PROBLEM STATEMENT:
Each record below should be output verbatim, without pictures.

PROVIDED ENTRIES:
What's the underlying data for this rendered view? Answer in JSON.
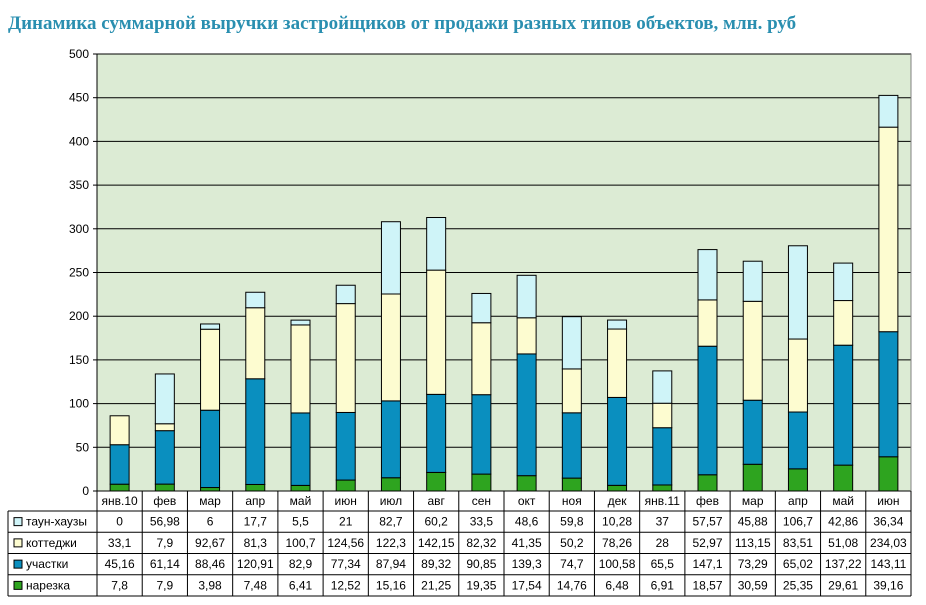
{
  "colors": {
    "plot_bg": "#dcebd4",
    "нарезка": "#2ea41f",
    "участки": "#0a8fbf",
    "коттеджи": "#fdfcd0",
    "таун-хаузы": "#cff4f8"
  },
  "chart_data": {
    "type": "bar",
    "stacked": true,
    "title": "Динамика суммарной выручки застройщиков от продажи разных типов объектов, млн. руб",
    "xlabel": "",
    "ylabel": "",
    "ylim": [
      0,
      500
    ],
    "yticks": [
      0,
      50,
      100,
      150,
      200,
      250,
      300,
      350,
      400,
      450,
      500
    ],
    "grid": true,
    "legend": "table-left",
    "categories": [
      "янв.10",
      "фев",
      "мар",
      "апр",
      "май",
      "июн",
      "июл",
      "авг",
      "сен",
      "окт",
      "ноя",
      "дек",
      "янв.11",
      "фев",
      "мар",
      "апр",
      "май",
      "июн"
    ],
    "series": [
      {
        "name": "нарезка",
        "values": [
          7.8,
          7.9,
          3.98,
          7.48,
          6.41,
          12.52,
          15.16,
          21.25,
          19.35,
          17.54,
          14.76,
          6.48,
          6.91,
          18.57,
          30.59,
          25.35,
          29.61,
          39.16
        ],
        "labels": [
          "7,8",
          "7,9",
          "3,98",
          "7,48",
          "6,41",
          "12,52",
          "15,16",
          "21,25",
          "19,35",
          "17,54",
          "14,76",
          "6,48",
          "6,91",
          "18,57",
          "30,59",
          "25,35",
          "29,61",
          "39,16"
        ]
      },
      {
        "name": "участки",
        "values": [
          45.16,
          61.14,
          88.46,
          120.91,
          82.9,
          77.34,
          87.94,
          89.32,
          90.85,
          139.3,
          74.7,
          100.58,
          65.5,
          147.1,
          73.29,
          65.02,
          137.22,
          143.11
        ],
        "labels": [
          "45,16",
          "61,14",
          "88,46",
          "120,91",
          "82,9",
          "77,34",
          "87,94",
          "89,32",
          "90,85",
          "139,3",
          "74,7",
          "100,58",
          "65,5",
          "147,1",
          "73,29",
          "65,02",
          "137,22",
          "143,11"
        ]
      },
      {
        "name": "коттеджи",
        "values": [
          33.1,
          7.9,
          92.67,
          81.3,
          100.7,
          124.56,
          122.3,
          142.15,
          82.32,
          41.35,
          50.2,
          78.26,
          28,
          52.97,
          113.15,
          83.51,
          51.08,
          234.03
        ],
        "labels": [
          "33,1",
          "7,9",
          "92,67",
          "81,3",
          "100,7",
          "124,56",
          "122,3",
          "142,15",
          "82,32",
          "41,35",
          "50,2",
          "78,26",
          "28",
          "52,97",
          "113,15",
          "83,51",
          "51,08",
          "234,03"
        ]
      },
      {
        "name": "таун-хаузы",
        "values": [
          0,
          56.98,
          6,
          17.7,
          5.5,
          21,
          82.7,
          60.2,
          33.5,
          48.6,
          59.8,
          10.28,
          37,
          57.57,
          45.88,
          106.7,
          42.86,
          36.34
        ],
        "labels": [
          "0",
          "56,98",
          "6",
          "17,7",
          "5,5",
          "21",
          "82,7",
          "60,2",
          "33,5",
          "48,6",
          "59,8",
          "10,28",
          "37",
          "57,57",
          "45,88",
          "106,7",
          "42,86",
          "36,34"
        ]
      }
    ],
    "table_row_order": [
      "таун-хаузы",
      "коттеджи",
      "участки",
      "нарезка"
    ]
  }
}
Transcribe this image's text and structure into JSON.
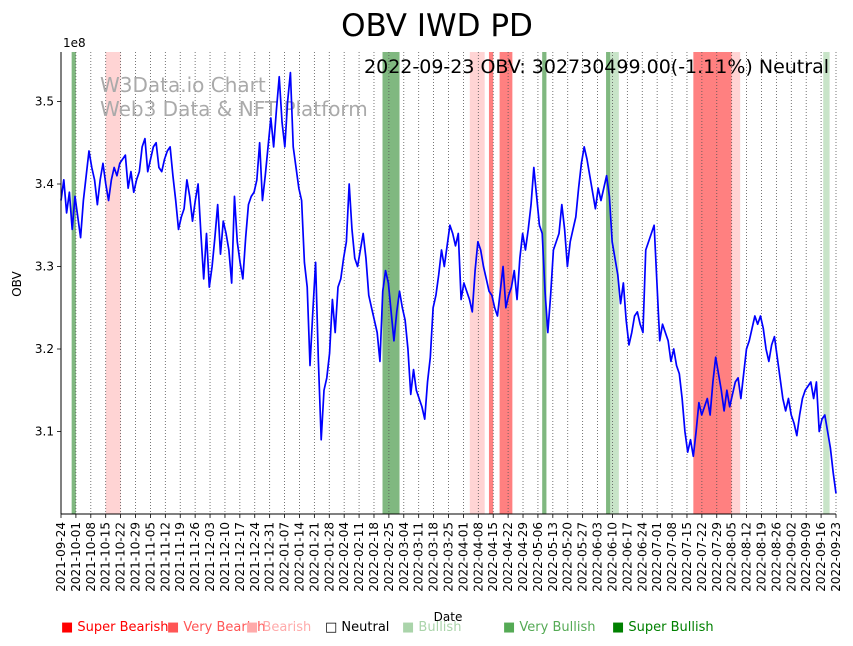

TASK ANSWER:
What's the underlying data for this rendered view? Answer in JSON.
{
  "colors": {
    "plot_bg": "#dcebd4",
    "нарезка": "#2ea41f",
    "участки": "#0a8fbf",
    "коттеджи": "#fdfcd0",
    "таун-хаузы": "#cff4f8"
  },
  "chart_data": {
    "type": "bar",
    "stacked": true,
    "title": "Динамика суммарной выручки застройщиков от продажи разных типов объектов, млн. руб",
    "xlabel": "",
    "ylabel": "",
    "ylim": [
      0,
      500
    ],
    "yticks": [
      0,
      50,
      100,
      150,
      200,
      250,
      300,
      350,
      400,
      450,
      500
    ],
    "grid": true,
    "legend": "table-left",
    "categories": [
      "янв.10",
      "фев",
      "мар",
      "апр",
      "май",
      "июн",
      "июл",
      "авг",
      "сен",
      "окт",
      "ноя",
      "дек",
      "янв.11",
      "фев",
      "мар",
      "апр",
      "май",
      "июн"
    ],
    "series": [
      {
        "name": "нарезка",
        "values": [
          7.8,
          7.9,
          3.98,
          7.48,
          6.41,
          12.52,
          15.16,
          21.25,
          19.35,
          17.54,
          14.76,
          6.48,
          6.91,
          18.57,
          30.59,
          25.35,
          29.61,
          39.16
        ],
        "labels": [
          "7,8",
          "7,9",
          "3,98",
          "7,48",
          "6,41",
          "12,52",
          "15,16",
          "21,25",
          "19,35",
          "17,54",
          "14,76",
          "6,48",
          "6,91",
          "18,57",
          "30,59",
          "25,35",
          "29,61",
          "39,16"
        ]
      },
      {
        "name": "участки",
        "values": [
          45.16,
          61.14,
          88.46,
          120.91,
          82.9,
          77.34,
          87.94,
          89.32,
          90.85,
          139.3,
          74.7,
          100.58,
          65.5,
          147.1,
          73.29,
          65.02,
          137.22,
          143.11
        ],
        "labels": [
          "45,16",
          "61,14",
          "88,46",
          "120,91",
          "82,9",
          "77,34",
          "87,94",
          "89,32",
          "90,85",
          "139,3",
          "74,7",
          "100,58",
          "65,5",
          "147,1",
          "73,29",
          "65,02",
          "137,22",
          "143,11"
        ]
      },
      {
        "name": "коттеджи",
        "values": [
          33.1,
          7.9,
          92.67,
          81.3,
          100.7,
          124.56,
          122.3,
          142.15,
          82.32,
          41.35,
          50.2,
          78.26,
          28,
          52.97,
          113.15,
          83.51,
          51.08,
          234.03
        ],
        "labels": [
          "33,1",
          "7,9",
          "92,67",
          "81,3",
          "100,7",
          "124,56",
          "122,3",
          "142,15",
          "82,32",
          "41,35",
          "50,2",
          "78,26",
          "28",
          "52,97",
          "113,15",
          "83,51",
          "51,08",
          "234,03"
        ]
      },
      {
        "name": "таун-хаузы",
        "values": [
          0,
          56.98,
          6,
          17.7,
          5.5,
          21,
          82.7,
          60.2,
          33.5,
          48.6,
          59.8,
          10.28,
          37,
          57.57,
          45.88,
          106.7,
          42.86,
          36.34
        ],
        "labels": [
          "0",
          "56,98",
          "6",
          "17,7",
          "5,5",
          "21",
          "82,7",
          "60,2",
          "33,5",
          "48,6",
          "59,8",
          "10,28",
          "37",
          "57,57",
          "45,88",
          "106,7",
          "42,86",
          "36,34"
        ]
      }
    ],
    "table_row_order": [
      "таун-хаузы",
      "коттеджи",
      "участки",
      "нарезка"
    ]
  }
}
Transcribe this image's text and structure into JSON.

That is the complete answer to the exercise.